- BRIEF -
Convert the rows below into a JSON list of strings with one string per line, omitting any blank lines.

|---|

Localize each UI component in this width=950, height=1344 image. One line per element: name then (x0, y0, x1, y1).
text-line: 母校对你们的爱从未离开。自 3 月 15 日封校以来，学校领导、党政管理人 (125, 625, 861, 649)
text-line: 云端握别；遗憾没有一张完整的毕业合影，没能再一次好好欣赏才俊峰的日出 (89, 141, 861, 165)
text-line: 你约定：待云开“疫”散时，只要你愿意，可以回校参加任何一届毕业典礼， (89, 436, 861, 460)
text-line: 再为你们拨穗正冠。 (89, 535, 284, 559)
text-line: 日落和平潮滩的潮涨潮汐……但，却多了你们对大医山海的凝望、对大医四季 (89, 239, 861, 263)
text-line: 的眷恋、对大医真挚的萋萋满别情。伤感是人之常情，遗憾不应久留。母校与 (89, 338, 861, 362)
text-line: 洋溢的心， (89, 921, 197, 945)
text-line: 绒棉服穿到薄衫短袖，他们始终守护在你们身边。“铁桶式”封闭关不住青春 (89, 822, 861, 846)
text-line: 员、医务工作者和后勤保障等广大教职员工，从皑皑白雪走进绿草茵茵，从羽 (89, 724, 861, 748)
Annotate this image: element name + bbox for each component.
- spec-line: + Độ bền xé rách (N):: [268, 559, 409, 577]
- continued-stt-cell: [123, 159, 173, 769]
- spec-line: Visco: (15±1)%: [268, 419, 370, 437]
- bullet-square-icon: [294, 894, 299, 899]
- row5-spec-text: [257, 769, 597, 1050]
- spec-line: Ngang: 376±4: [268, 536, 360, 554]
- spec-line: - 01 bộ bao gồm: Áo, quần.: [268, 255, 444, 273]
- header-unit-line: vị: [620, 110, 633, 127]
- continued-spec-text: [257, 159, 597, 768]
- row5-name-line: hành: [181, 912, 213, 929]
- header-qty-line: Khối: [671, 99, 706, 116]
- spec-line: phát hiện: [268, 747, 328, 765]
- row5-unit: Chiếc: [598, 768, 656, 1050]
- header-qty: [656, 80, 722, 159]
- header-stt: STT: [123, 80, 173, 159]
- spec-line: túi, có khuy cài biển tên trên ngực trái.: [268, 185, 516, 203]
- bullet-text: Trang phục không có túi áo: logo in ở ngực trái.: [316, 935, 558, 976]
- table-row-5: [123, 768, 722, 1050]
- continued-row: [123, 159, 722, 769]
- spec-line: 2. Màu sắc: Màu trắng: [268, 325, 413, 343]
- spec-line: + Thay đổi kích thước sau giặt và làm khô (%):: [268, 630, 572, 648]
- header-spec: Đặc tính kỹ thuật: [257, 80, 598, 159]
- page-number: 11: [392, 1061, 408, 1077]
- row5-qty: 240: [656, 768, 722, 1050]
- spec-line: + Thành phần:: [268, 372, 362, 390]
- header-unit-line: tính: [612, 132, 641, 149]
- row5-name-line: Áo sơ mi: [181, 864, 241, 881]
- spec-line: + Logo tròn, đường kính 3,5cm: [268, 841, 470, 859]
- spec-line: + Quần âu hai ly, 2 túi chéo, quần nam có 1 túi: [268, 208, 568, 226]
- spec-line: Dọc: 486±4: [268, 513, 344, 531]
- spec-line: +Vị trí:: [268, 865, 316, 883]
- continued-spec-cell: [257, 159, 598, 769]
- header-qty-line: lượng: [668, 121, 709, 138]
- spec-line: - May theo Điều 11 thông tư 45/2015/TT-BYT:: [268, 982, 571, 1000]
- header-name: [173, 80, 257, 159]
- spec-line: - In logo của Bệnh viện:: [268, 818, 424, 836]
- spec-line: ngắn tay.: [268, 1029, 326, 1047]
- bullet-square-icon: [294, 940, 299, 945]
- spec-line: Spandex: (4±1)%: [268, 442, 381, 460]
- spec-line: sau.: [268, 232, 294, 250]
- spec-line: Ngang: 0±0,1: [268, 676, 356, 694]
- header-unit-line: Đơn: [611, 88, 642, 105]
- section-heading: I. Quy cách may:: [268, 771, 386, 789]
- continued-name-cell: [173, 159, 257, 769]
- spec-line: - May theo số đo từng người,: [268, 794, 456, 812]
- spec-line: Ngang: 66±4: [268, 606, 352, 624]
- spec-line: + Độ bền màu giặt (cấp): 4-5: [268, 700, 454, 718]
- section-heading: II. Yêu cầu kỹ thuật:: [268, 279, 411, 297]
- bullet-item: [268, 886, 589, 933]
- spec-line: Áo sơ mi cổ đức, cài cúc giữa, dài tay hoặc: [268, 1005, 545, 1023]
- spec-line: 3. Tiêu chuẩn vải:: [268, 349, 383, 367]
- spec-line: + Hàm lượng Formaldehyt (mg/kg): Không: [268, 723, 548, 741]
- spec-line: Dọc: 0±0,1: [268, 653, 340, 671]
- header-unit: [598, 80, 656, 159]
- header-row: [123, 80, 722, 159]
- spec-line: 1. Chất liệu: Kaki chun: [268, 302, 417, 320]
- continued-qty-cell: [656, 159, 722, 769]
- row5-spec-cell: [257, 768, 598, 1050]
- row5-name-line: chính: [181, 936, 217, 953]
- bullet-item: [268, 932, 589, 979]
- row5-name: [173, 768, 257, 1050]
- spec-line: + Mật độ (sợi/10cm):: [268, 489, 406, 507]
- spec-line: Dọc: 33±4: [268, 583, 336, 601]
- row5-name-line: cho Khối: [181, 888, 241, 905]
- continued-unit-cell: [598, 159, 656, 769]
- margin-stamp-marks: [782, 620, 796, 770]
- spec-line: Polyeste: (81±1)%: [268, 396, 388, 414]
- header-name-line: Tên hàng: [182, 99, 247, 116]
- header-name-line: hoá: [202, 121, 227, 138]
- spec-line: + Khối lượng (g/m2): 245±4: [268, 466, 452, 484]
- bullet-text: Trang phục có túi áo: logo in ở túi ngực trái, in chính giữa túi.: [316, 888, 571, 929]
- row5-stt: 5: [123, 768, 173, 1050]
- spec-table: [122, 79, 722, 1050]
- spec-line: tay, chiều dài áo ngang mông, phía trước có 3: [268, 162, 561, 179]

|---|

- OUTPUT FOR THIS EXERCISE -
[
  "Localize each UI component in this width=950, height=1344 image. One line per element: name then (x0, y0, x1, y1).",
  "text-line: 母校对你们的爱从未离开。自 3 月 15 日封校以来，学校领导、党政管理人 (125, 625, 861, 649)",
  "text-line: 云端握别；遗憾没有一张完整的毕业合影，没能再一次好好欣赏才俊峰的日出 (89, 141, 861, 165)",
  "text-line: 你约定：待云开“疫”散时，只要你愿意，可以回校参加任何一届毕业典礼， (89, 436, 861, 460)",
  "text-line: 再为你们拨穗正冠。 (89, 535, 284, 559)",
  "text-line: 日落和平潮滩的潮涨潮汐……但，却多了你们对大医山海的凝望、对大医四季 (89, 239, 861, 263)",
  "text-line: 的眷恋、对大医真挚的萋萋满别情。伤感是人之常情，遗憾不应久留。母校与 (89, 338, 861, 362)",
  "text-line: 洋溢的心， (89, 921, 197, 945)",
  "text-line: 绒棉服穿到薄衫短袖，他们始终守护在你们身边。“铁桶式”封闭关不住青春 (89, 822, 861, 846)",
  "text-line: 员、医务工作者和后勤保障等广大教职员工，从皑皑白雪走进绿草茵茵，从羽 (89, 724, 861, 748)",
  "Annotate this image: element name + bbox for each component.",
  "- spec-line: + Độ bền xé rách (N):: [268, 559, 409, 577]",
  "- continued-stt-cell: [123, 159, 173, 769]",
  "- spec-line: Visco: (15±1)%: [268, 419, 370, 437]",
  "- bullet-square-icon: [294, 894, 299, 899]",
  "- row5-spec-text: [257, 769, 597, 1050]",
  "- spec-line: Ngang: 376±4: [268, 536, 360, 554]",
  "- spec-line: - 01 bộ bao gồm: Áo, quần.: [268, 255, 444, 273]",
  "- header-unit-line: vị: [620, 110, 633, 127]",
  "- continued-spec-text: [257, 159, 597, 768]",
  "- row5-name-line: hành: [181, 912, 213, 929]",
  "- header-qty-line: Khối: [671, 99, 706, 116]",
  "- spec-line: phát hiện: [268, 747, 328, 765]",
  "- row5-unit: Chiếc: [598, 768, 656, 1050]",
  "- header-qty: [656, 80, 722, 159]",
  "- header-stt: STT: [123, 80, 173, 159]",
  "- spec-line: túi, có khuy cài biển tên trên ngực trái.: [268, 185, 516, 203]",
  "- bullet-text: Trang phục không có túi áo: logo in ở ngực trái.: [316, 935, 558, 976]",
  "- table-row-5: [123, 768, 722, 1050]",
  "- continued-row: [123, 159, 722, 769]",
  "- spec-line: 2. Màu sắc: Màu trắng: [268, 325, 413, 343]",
  "- spec-line: + Thay đổi kích thước sau giặt và làm khô (%):: [268, 630, 572, 648]",
  "- header-spec: Đặc tính kỹ thuật: [257, 80, 598, 159]",
  "- page-number: 11: [392, 1061, 408, 1077]",
  "- row5-qty: 240: [656, 768, 722, 1050]",
  "- spec-line: + Thành phần:: [268, 372, 362, 390]",
  "- header-unit-line: tính: [612, 132, 641, 149]",
  "- row5-name-line: Áo sơ mi: [181, 864, 241, 881]",
  "- spec-line: + Logo tròn, đường kính 3,5cm: [268, 841, 470, 859]",
  "- spec-line: + Quần âu hai ly, 2 túi chéo, quần nam có 1 túi: [268, 208, 568, 226]",
  "- spec-line: Dọc: 486±4: [268, 513, 344, 531]",
  "- spec-line: +Vị trí:: [268, 865, 316, 883]",
  "- continued-spec-cell: [257, 159, 598, 769]",
  "- header-qty-line: lượng: [668, 121, 709, 138]",
  "- spec-line: - May theo Điều 11 thông tư 45/2015/TT-BYT:: [268, 982, 571, 1000]",
  "- header-name: [173, 80, 257, 159]",
  "- spec-line: - In logo của Bệnh viện:: [268, 818, 424, 836]",
  "- spec-line: ngắn tay.: [268, 1029, 326, 1047]",
  "- bullet-square-icon: [294, 940, 299, 945]",
  "- spec-line: Spandex: (4±1)%: [268, 442, 381, 460]",
  "- spec-line: sau.: [268, 232, 294, 250]",
  "- spec-line: Ngang: 0±0,1: [268, 676, 356, 694]",
  "- header-unit-line: Đơn: [611, 88, 642, 105]",
  "- section-heading: I. Quy cách may:: [268, 771, 386, 789]",
  "- continued-name-cell: [173, 159, 257, 769]",
  "- spec-line: - May theo số đo từng người,: [268, 794, 456, 812]",
  "- spec-line: Ngang: 66±4: [268, 606, 352, 624]",
  "- spec-line: + Độ bền màu giặt (cấp): 4-5: [268, 700, 454, 718]",
  "- section-heading: II. Yêu cầu kỹ thuật:: [268, 279, 411, 297]",
  "- bullet-item: [268, 886, 589, 933]",
  "- spec-line: Áo sơ mi cổ đức, cài cúc giữa, dài tay hoặc: [268, 1005, 545, 1023]",
  "- spec-line: 3. Tiêu chuẩn vải:: [268, 349, 383, 367]",
  "- spec-line: + Hàm lượng Formaldehyt (mg/kg): Không: [268, 723, 548, 741]",
  "- spec-line: Dọc: 0±0,1: [268, 653, 340, 671]",
  "- header-unit: [598, 80, 656, 159]",
  "- header-row: [123, 80, 722, 159]",
  "- spec-line: 1. Chất liệu: Kaki chun: [268, 302, 417, 320]",
  "- continued-qty-cell: [656, 159, 722, 769]",
  "- row5-spec-cell: [257, 768, 598, 1050]",
  "- row5-name-line: chính: [181, 936, 217, 953]",
  "- bullet-item: [268, 932, 589, 979]",
  "- row5-name: [173, 768, 257, 1050]",
  "- spec-line: + Mật độ (sợi/10cm):: [268, 489, 406, 507]",
  "- spec-line: Dọc: 33±4: [268, 583, 336, 601]",
  "- row5-name-line: cho Khối: [181, 888, 241, 905]",
  "- continued-unit-cell: [598, 159, 656, 769]",
  "- margin-stamp-marks: [782, 620, 796, 770]",
  "- spec-line: Polyeste: (81±1)%: [268, 396, 388, 414]",
  "- header-name-line: Tên hàng: [182, 99, 247, 116]",
  "- header-name-line: hoá: [202, 121, 227, 138]",
  "- spec-line: + Khối lượng (g/m2): 245±4: [268, 466, 452, 484]",
  "- bullet-text: Trang phục có túi áo: logo in ở túi ngực trái, in chính giữa túi.: [316, 888, 571, 929]",
  "- row5-stt: 5: [123, 768, 173, 1050]",
  "- spec-table: [122, 79, 722, 1050]",
  "- spec-line: tay, chiều dài áo ngang mông, phía trước có 3: [268, 162, 561, 179]"
]